§ Work instructions
Output each entry below as it stands, leaving out every picture.

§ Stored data
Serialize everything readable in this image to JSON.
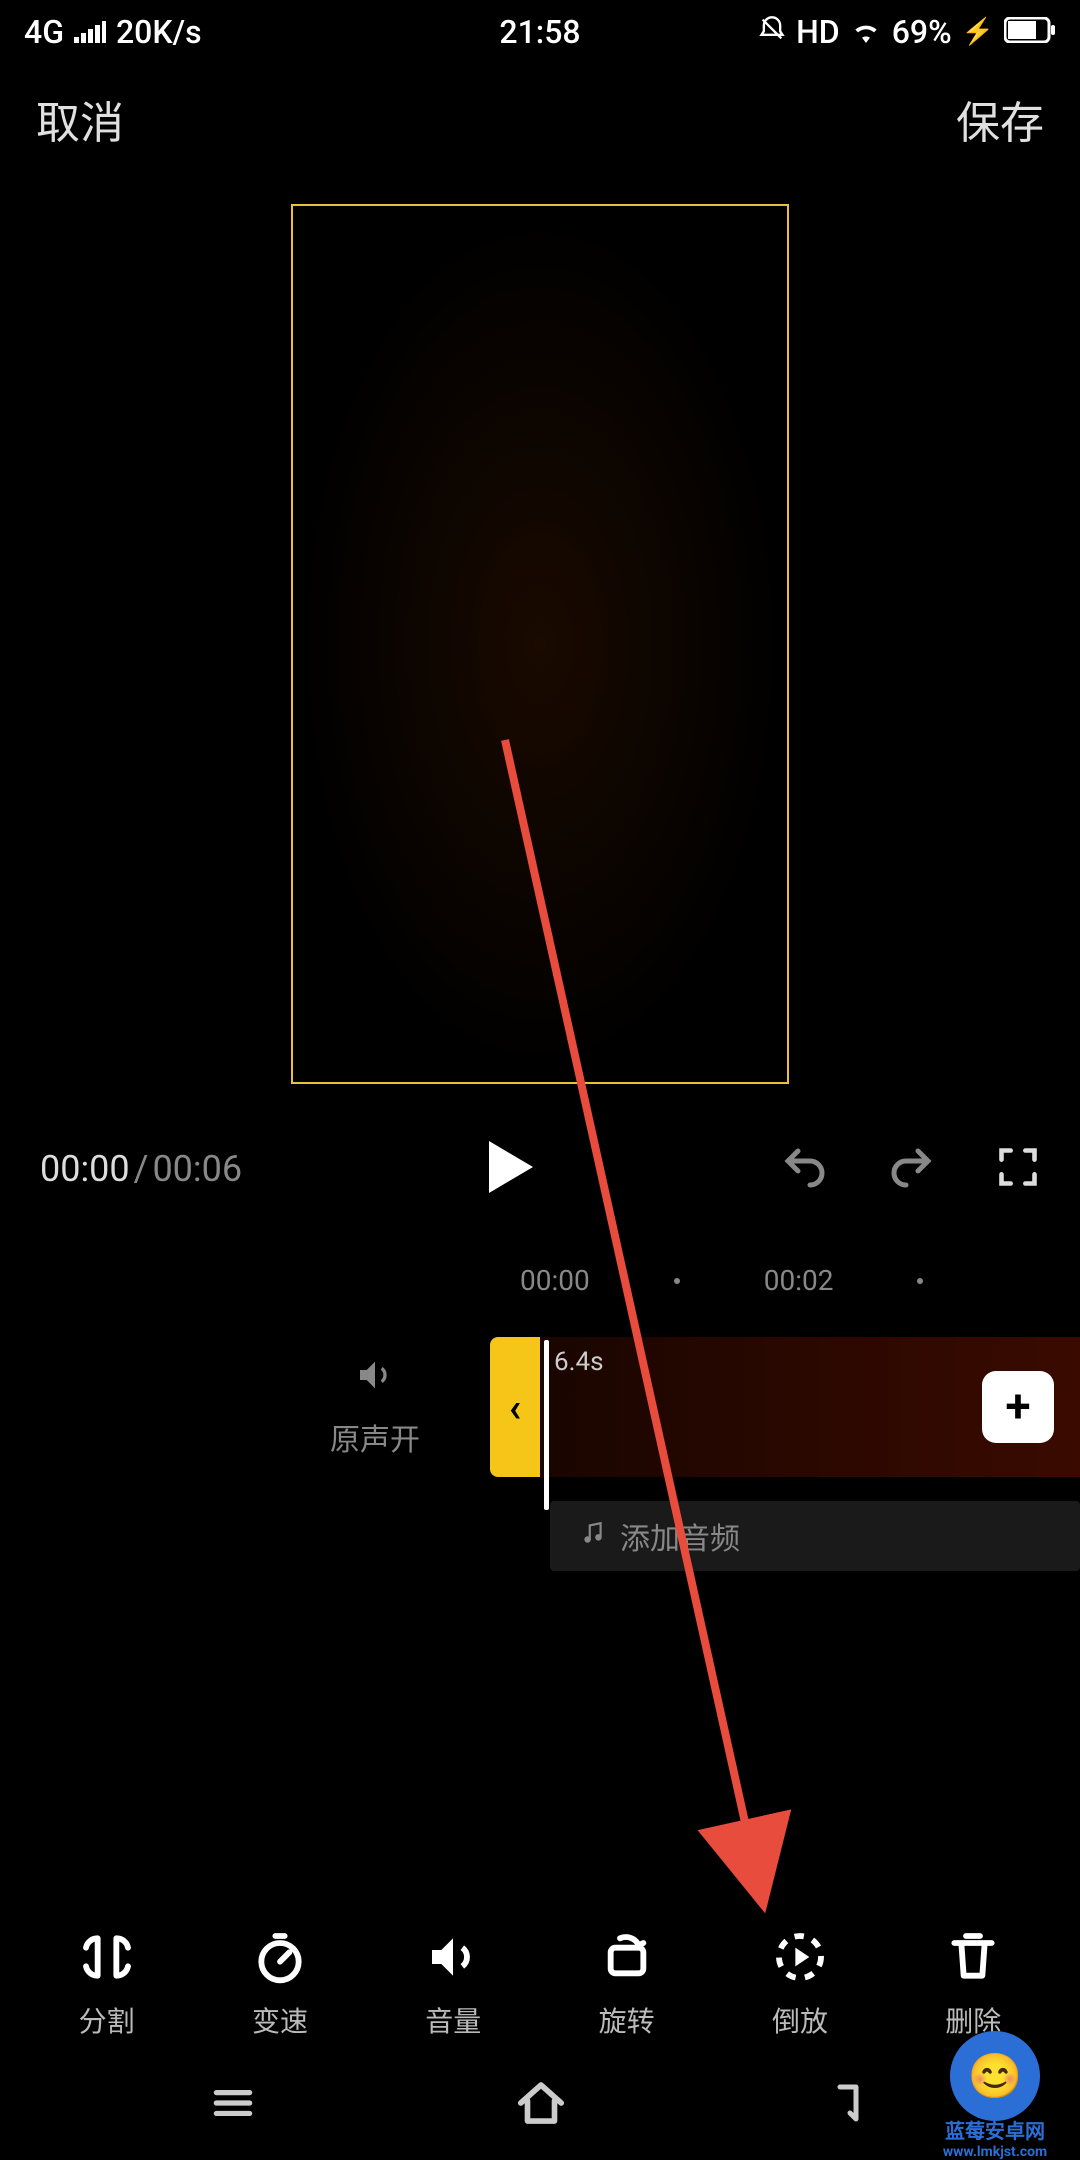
{
  "status_bar": {
    "network": "4G",
    "speed": "20K/s",
    "time": "21:58",
    "hd": "HD",
    "battery": "69%"
  },
  "header": {
    "cancel_label": "取消",
    "save_label": "保存"
  },
  "playback": {
    "current_time": "00:00",
    "separator": "/",
    "total_time": "00:06"
  },
  "ruler": {
    "mark1": "00:00",
    "mark2": "00:02"
  },
  "timeline": {
    "sound_label": "原声开",
    "clip_duration": "6.4s",
    "handle_glyph": "‹",
    "add_glyph": "+"
  },
  "add_audio": {
    "label": "添加音频"
  },
  "toolbar": {
    "items": [
      {
        "label": "分割"
      },
      {
        "label": "变速"
      },
      {
        "label": "音量"
      },
      {
        "label": "旋转"
      },
      {
        "label": "倒放"
      },
      {
        "label": "删除"
      }
    ]
  },
  "watermark": {
    "emoji": "😊",
    "line1": "蓝莓安卓网",
    "line2": "www.lmkjst.com"
  }
}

§ Expected answer
Serialize everything readable in this image to JSON.
{
  "status_bar": {
    "network": "4G",
    "speed": "20K/s",
    "time": "21:58",
    "hd": "HD",
    "battery": "69%"
  },
  "header": {
    "cancel_label": "取消",
    "save_label": "保存"
  },
  "playback": {
    "current_time": "00:00",
    "separator": "/",
    "total_time": "00:06"
  },
  "ruler": {
    "mark1": "00:00",
    "mark2": "00:02"
  },
  "timeline": {
    "sound_label": "原声开",
    "clip_duration": "6.4s",
    "handle_glyph": "‹",
    "add_glyph": "+"
  },
  "add_audio": {
    "label": "添加音频"
  },
  "toolbar": {
    "items": [
      {
        "label": "分割"
      },
      {
        "label": "变速"
      },
      {
        "label": "音量"
      },
      {
        "label": "旋转"
      },
      {
        "label": "倒放"
      },
      {
        "label": "删除"
      }
    ]
  },
  "watermark": {
    "emoji": "😊",
    "line1": "蓝莓安卓网",
    "line2": "www.lmkjst.com"
  }
}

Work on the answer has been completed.